##### Given data

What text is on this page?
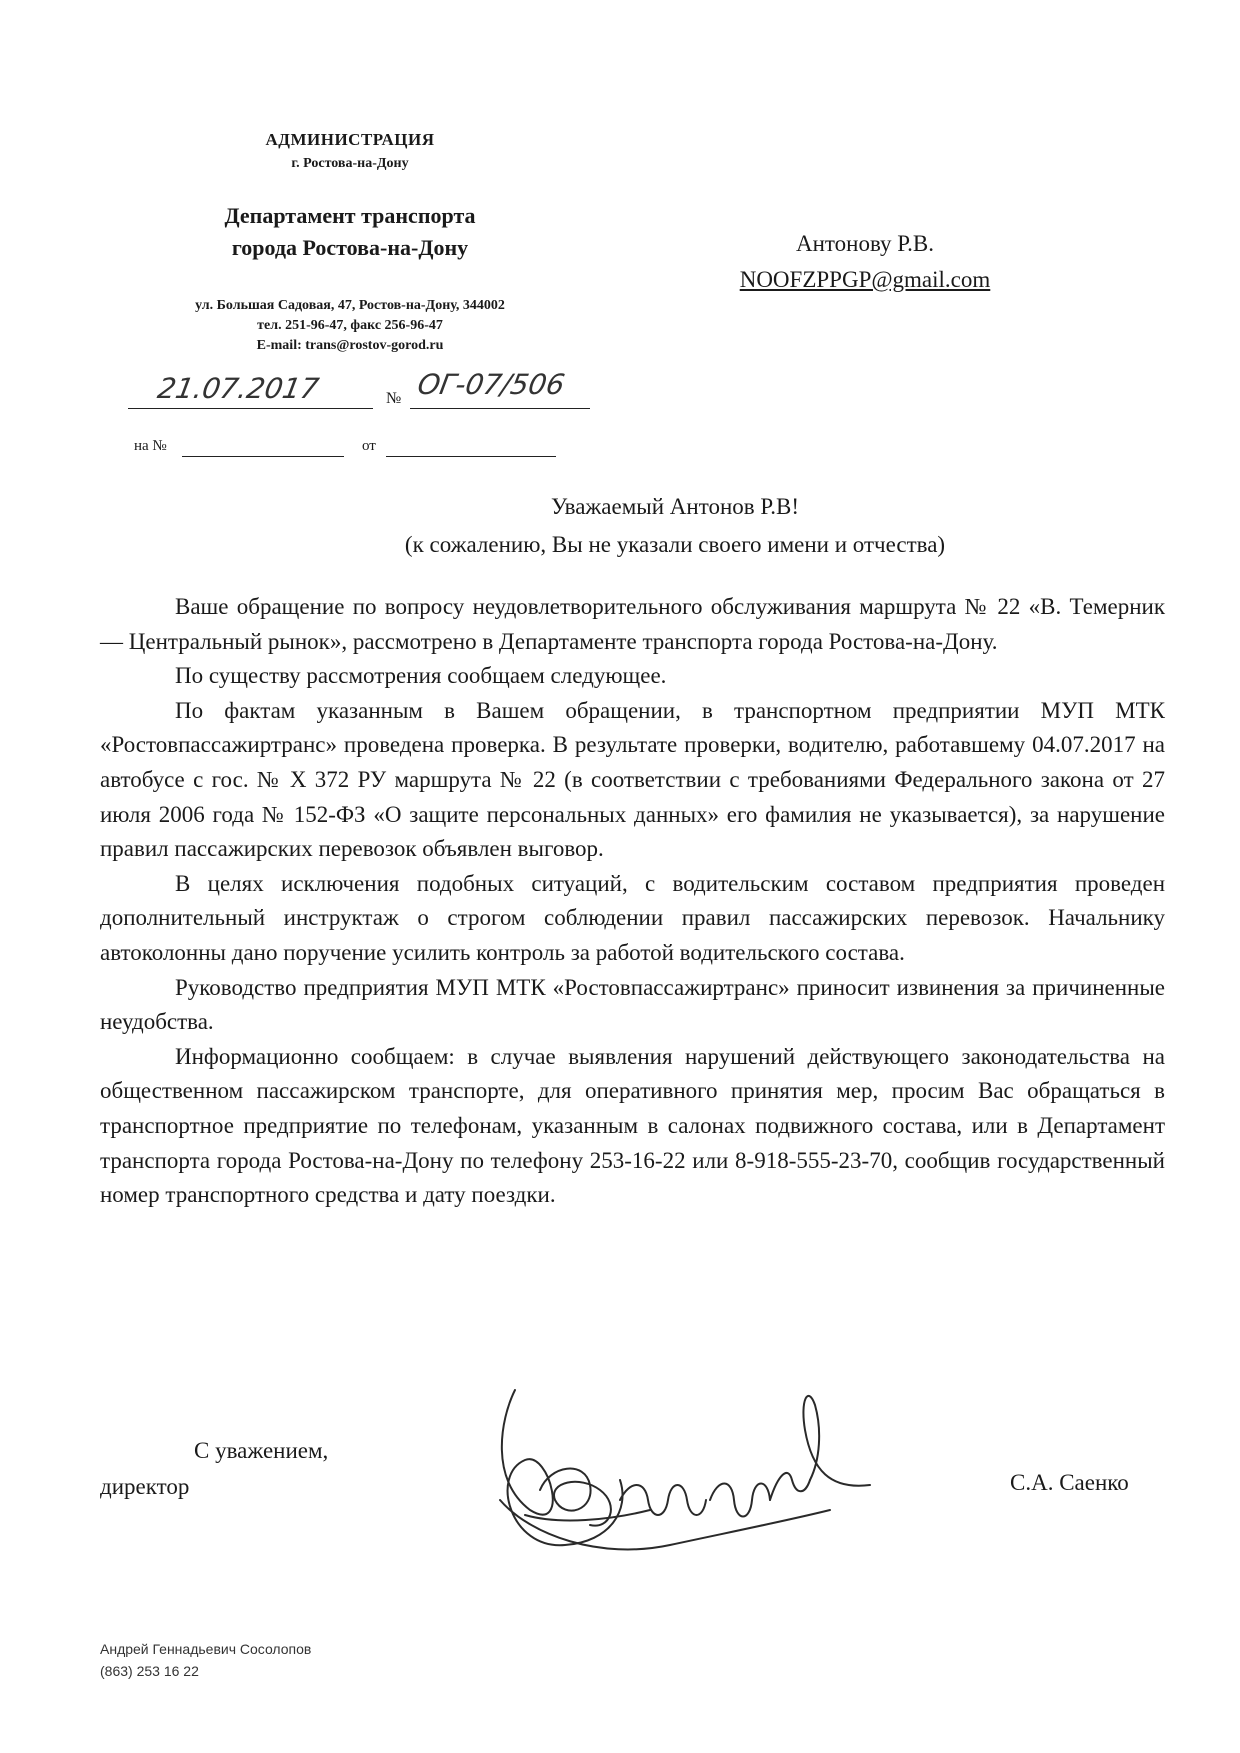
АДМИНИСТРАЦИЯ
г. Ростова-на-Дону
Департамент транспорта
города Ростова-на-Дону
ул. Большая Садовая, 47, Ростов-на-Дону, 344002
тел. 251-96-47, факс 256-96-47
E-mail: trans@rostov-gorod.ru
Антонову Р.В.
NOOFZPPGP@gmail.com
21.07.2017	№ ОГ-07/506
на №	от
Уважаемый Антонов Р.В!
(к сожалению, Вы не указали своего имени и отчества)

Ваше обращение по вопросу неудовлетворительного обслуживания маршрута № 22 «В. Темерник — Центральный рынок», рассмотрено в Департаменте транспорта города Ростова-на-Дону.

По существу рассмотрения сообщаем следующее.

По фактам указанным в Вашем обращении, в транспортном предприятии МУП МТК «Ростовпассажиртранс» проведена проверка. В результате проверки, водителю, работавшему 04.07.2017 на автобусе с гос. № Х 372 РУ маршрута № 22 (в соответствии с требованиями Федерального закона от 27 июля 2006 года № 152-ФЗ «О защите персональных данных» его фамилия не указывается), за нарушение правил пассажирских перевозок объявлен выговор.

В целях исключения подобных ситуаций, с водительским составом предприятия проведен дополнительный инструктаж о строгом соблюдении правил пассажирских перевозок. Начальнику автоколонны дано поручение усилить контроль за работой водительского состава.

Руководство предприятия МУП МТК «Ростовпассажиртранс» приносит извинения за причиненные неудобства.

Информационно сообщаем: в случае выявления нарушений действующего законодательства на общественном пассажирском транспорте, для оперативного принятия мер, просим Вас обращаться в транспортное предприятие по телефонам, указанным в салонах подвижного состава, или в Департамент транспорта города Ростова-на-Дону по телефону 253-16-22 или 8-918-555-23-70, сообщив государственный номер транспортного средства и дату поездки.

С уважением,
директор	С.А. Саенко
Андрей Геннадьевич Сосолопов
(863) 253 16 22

##########

Can the entries above be repeated exactly, without their pictures?

Finished task:
What text is on this page?
АДМИНИСТРАЦИЯ
г. Ростова-на-Дону
Департамент транспорта
города Ростова-на-Дону
ул. Большая Садовая, 47, Ростов-на-Дону, 344002
тел. 251-96-47, факс 256-96-47
E-mail: trans@rostov-gorod.ru
Антонову Р.В.
NOOFZPPGP@gmail.com
21.07.2017	№ ОГ-07/506
на №	от
Уважаемый Антонов Р.В!
(к сожалению, Вы не указали своего имени и отчества)

Ваше обращение по вопросу неудовлетворительного обслуживания маршрута № 22 «В. Темерник — Центральный рынок», рассмотрено в Департаменте транспорта города Ростова-на-Дону.

По существу рассмотрения сообщаем следующее.

По фактам указанным в Вашем обращении, в транспортном предприятии МУП МТК «Ростовпассажиртранс» проведена проверка. В результате проверки, водителю, работавшему 04.07.2017 на автобусе с гос. № Х 372 РУ маршрута № 22 (в соответствии с требованиями Федерального закона от 27 июля 2006 года № 152-ФЗ «О защите персональных данных» его фамилия не указывается), за нарушение правил пассажирских перевозок объявлен выговор.

В целях исключения подобных ситуаций, с водительским составом предприятия проведен дополнительный инструктаж о строгом соблюдении правил пассажирских перевозок. Начальнику автоколонны дано поручение усилить контроль за работой водительского состава.

Руководство предприятия МУП МТК «Ростовпассажиртранс» приносит извинения за причиненные неудобства.

Информационно сообщаем: в случае выявления нарушений действующего законодательства на общественном пассажирском транспорте, для оперативного принятия мер, просим Вас обращаться в транспортное предприятие по телефонам, указанным в салонах подвижного состава, или в Департамент транспорта города Ростова-на-Дону по телефону 253-16-22 или 8-918-555-23-70, сообщив государственный номер транспортного средства и дату поездки.

С уважением,
директор	С.А. Саенко
Андрей Геннадьевич Сосолопов
(863) 253 16 22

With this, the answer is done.